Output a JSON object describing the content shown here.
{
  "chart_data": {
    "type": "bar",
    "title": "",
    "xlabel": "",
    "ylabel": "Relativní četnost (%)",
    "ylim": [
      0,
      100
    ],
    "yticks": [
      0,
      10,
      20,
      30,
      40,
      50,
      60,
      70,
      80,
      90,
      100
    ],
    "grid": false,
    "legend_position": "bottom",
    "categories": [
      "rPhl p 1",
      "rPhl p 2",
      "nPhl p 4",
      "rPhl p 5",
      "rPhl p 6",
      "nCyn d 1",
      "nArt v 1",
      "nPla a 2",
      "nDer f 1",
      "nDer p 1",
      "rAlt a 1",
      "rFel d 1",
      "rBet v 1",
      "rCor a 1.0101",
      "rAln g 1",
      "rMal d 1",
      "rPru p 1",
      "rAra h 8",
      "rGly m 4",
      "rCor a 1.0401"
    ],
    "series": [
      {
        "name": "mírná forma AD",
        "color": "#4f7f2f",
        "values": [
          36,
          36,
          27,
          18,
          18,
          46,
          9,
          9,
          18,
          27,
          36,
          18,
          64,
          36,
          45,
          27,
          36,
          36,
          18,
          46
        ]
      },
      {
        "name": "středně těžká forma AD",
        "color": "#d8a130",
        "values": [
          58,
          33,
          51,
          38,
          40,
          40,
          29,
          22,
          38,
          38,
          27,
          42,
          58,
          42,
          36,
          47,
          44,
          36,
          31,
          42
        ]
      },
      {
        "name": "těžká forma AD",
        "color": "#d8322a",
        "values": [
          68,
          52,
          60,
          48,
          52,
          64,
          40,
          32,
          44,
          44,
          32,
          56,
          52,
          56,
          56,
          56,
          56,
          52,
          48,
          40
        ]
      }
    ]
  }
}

> **The problem**: Produce a verbatim transcription of the entries above.

> **Reply to the task**:
Output a JSON object describing the content shown here.
{
  "chart_data": {
    "type": "bar",
    "title": "",
    "xlabel": "",
    "ylabel": "Relativní četnost (%)",
    "ylim": [
      0,
      100
    ],
    "yticks": [
      0,
      10,
      20,
      30,
      40,
      50,
      60,
      70,
      80,
      90,
      100
    ],
    "grid": false,
    "legend_position": "bottom",
    "categories": [
      "rPhl p 1",
      "rPhl p 2",
      "nPhl p 4",
      "rPhl p 5",
      "rPhl p 6",
      "nCyn d 1",
      "nArt v 1",
      "nPla a 2",
      "nDer f 1",
      "nDer p 1",
      "rAlt a 1",
      "rFel d 1",
      "rBet v 1",
      "rCor a 1.0101",
      "rAln g 1",
      "rMal d 1",
      "rPru p 1",
      "rAra h 8",
      "rGly m 4",
      "rCor a 1.0401"
    ],
    "series": [
      {
        "name": "mírná forma AD",
        "color": "#4f7f2f",
        "values": [
          36,
          36,
          27,
          18,
          18,
          46,
          9,
          9,
          18,
          27,
          36,
          18,
          64,
          36,
          45,
          27,
          36,
          36,
          18,
          46
        ]
      },
      {
        "name": "středně těžká forma AD",
        "color": "#d8a130",
        "values": [
          58,
          33,
          51,
          38,
          40,
          40,
          29,
          22,
          38,
          38,
          27,
          42,
          58,
          42,
          36,
          47,
          44,
          36,
          31,
          42
        ]
      },
      {
        "name": "těžká forma AD",
        "color": "#d8322a",
        "values": [
          68,
          52,
          60,
          48,
          52,
          64,
          40,
          32,
          44,
          44,
          32,
          56,
          52,
          56,
          56,
          56,
          56,
          52,
          48,
          40
        ]
      }
    ]
  }
}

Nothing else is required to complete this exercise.